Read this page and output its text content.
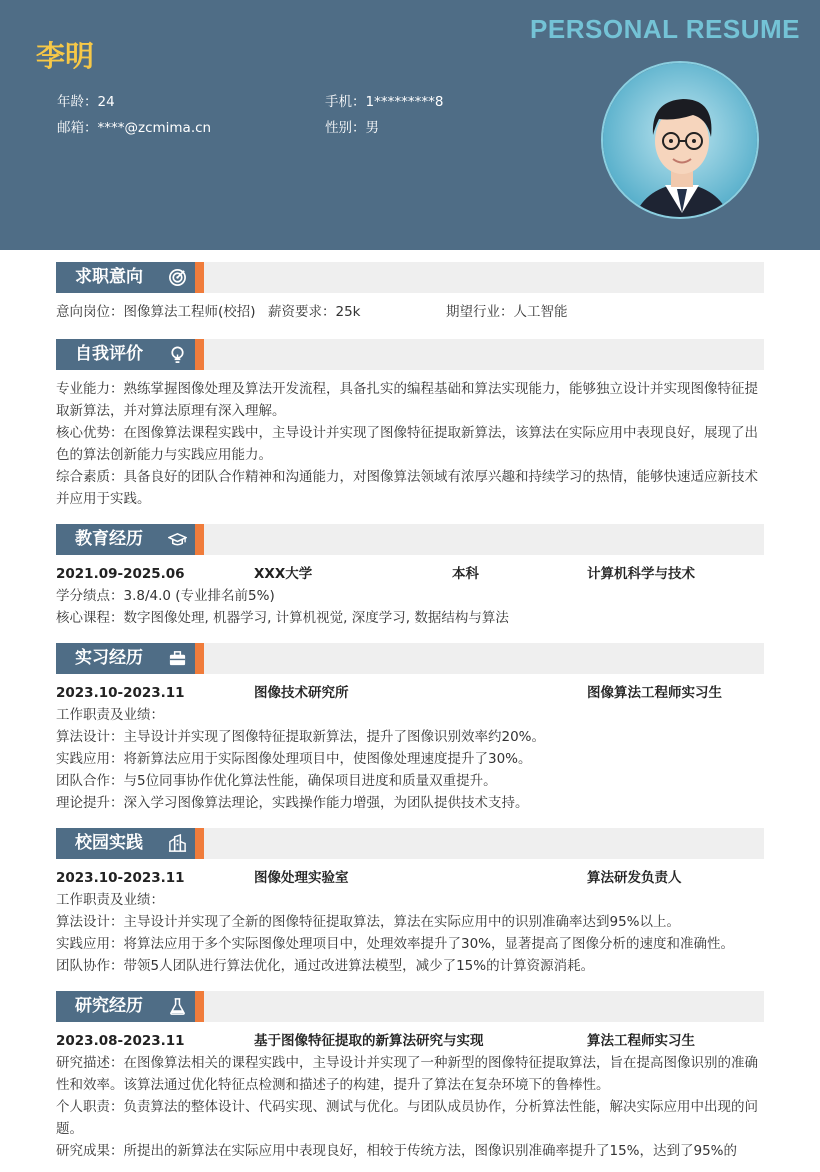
PERSONAL RESUME
李明
年龄：24	手机：1*********8
邮箱：****@zcmima.cn	性别：男
求职意向
意向岗位：图像算法工程师(校招) 薪资要求：25k	期望行业：人工智能
自我评价
专业能力：熟练掌握图像处理及算法开发流程，具备扎实的编程基础和算法实现能力，能够独立设计并实现图像特征提取新算法，并对算法原理有深入理解。
核心优势：在图像算法课程实践中，主导设计并实现了图像特征提取新算法，该算法在实际应用中表现良好，展现了出色的算法创新能力与实践应用能力。
综合素质：具备良好的团队合作精神和沟通能力，对图像算法领域有浓厚兴趣和持续学习的热情，能够快速适应新技术并应用于实践。
教育经历
2021.09-2025.06	XXX大学	本科	计算机科学与技术
学分绩点：3.8/4.0 (专业排名前5%)
核心课程：数字图像处理, 机器学习, 计算机视觉, 深度学习, 数据结构与算法
实习经历
2023.10-2023.11	图像技术研究所	图像算法工程师实习生
工作职责及业绩：
算法设计：主导设计并实现了图像特征提取新算法，提升了图像识别效率约20%。
实践应用：将新算法应用于实际图像处理项目中，使图像处理速度提升了30%。
团队合作：与5位同事协作优化算法性能，确保项目进度和质量双重提升。
理论提升：深入学习图像算法理论，实践操作能力增强，为团队提供技术支持。
校园实践
2023.10-2023.11	图像处理实验室	算法研发负责人
工作职责及业绩：
算法设计：主导设计并实现了全新的图像特征提取算法，算法在实际应用中的识别准确率达到95%以上。
实践应用：将算法应用于多个实际图像处理项目中，处理效率提升了30%，显著提高了图像分析的速度和准确性。
团队协作：带领5人团队进行算法优化，通过改进算法模型，减少了15%的计算资源消耗。
研究经历
2023.08-2023.11	基于图像特征提取的新算法研究与实现	算法工程师实习生
研究描述：在图像算法相关的课程实践中，主导设计并实现了一种新型的图像特征提取算法，旨在提高图像识别的准确性和效率。该算法通过优化特征点检测和描述子的构建，提升了算法在复杂环境下的鲁棒性。
个人职责：负责算法的整体设计、代码实现、测试与优化。与团队成员协作，分析算法性能，解决实际应用中出现的问题。
研究成果：所提出的新算法在实际应用中表现良好，相较于传统方法，图像识别准确率提升了15%，达到了95%的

★ ★ ★

TASK PROMPT: Print each entry shown above with exact wording and no pictures.

SOLVED PROBLEM:
Read this page and output its text content.
PERSONAL RESUME
李明
年龄：24	手机：1*********8
邮箱：****@zcmima.cn	性别：男
求职意向
意向岗位：图像算法工程师(校招) 薪资要求：25k	期望行业：人工智能
自我评价
专业能力：熟练掌握图像处理及算法开发流程，具备扎实的编程基础和算法实现能力，能够独立设计并实现图像特征提取新算法，并对算法原理有深入理解。
核心优势：在图像算法课程实践中，主导设计并实现了图像特征提取新算法，该算法在实际应用中表现良好，展现了出色的算法创新能力与实践应用能力。
综合素质：具备良好的团队合作精神和沟通能力，对图像算法领域有浓厚兴趣和持续学习的热情，能够快速适应新技术并应用于实践。
教育经历
2021.09-2025.06	XXX大学	本科	计算机科学与技术
学分绩点：3.8/4.0 (专业排名前5%)
核心课程：数字图像处理, 机器学习, 计算机视觉, 深度学习, 数据结构与算法
实习经历
2023.10-2023.11	图像技术研究所	图像算法工程师实习生
工作职责及业绩：
算法设计：主导设计并实现了图像特征提取新算法，提升了图像识别效率约20%。
实践应用：将新算法应用于实际图像处理项目中，使图像处理速度提升了30%。
团队合作：与5位同事协作优化算法性能，确保项目进度和质量双重提升。
理论提升：深入学习图像算法理论，实践操作能力增强，为团队提供技术支持。
校园实践
2023.10-2023.11	图像处理实验室	算法研发负责人
工作职责及业绩：
算法设计：主导设计并实现了全新的图像特征提取算法，算法在实际应用中的识别准确率达到95%以上。
实践应用：将算法应用于多个实际图像处理项目中，处理效率提升了30%，显著提高了图像分析的速度和准确性。
团队协作：带领5人团队进行算法优化，通过改进算法模型，减少了15%的计算资源消耗。
研究经历
2023.08-2023.11	基于图像特征提取的新算法研究与实现	算法工程师实习生
研究描述：在图像算法相关的课程实践中，主导设计并实现了一种新型的图像特征提取算法，旨在提高图像识别的准确性和效率。该算法通过优化特征点检测和描述子的构建，提升了算法在复杂环境下的鲁棒性。
个人职责：负责算法的整体设计、代码实现、测试与优化。与团队成员协作，分析算法性能，解决实际应用中出现的问题。
研究成果：所提出的新算法在实际应用中表现良好，相较于传统方法，图像识别准确率提升了15%，达到了95%的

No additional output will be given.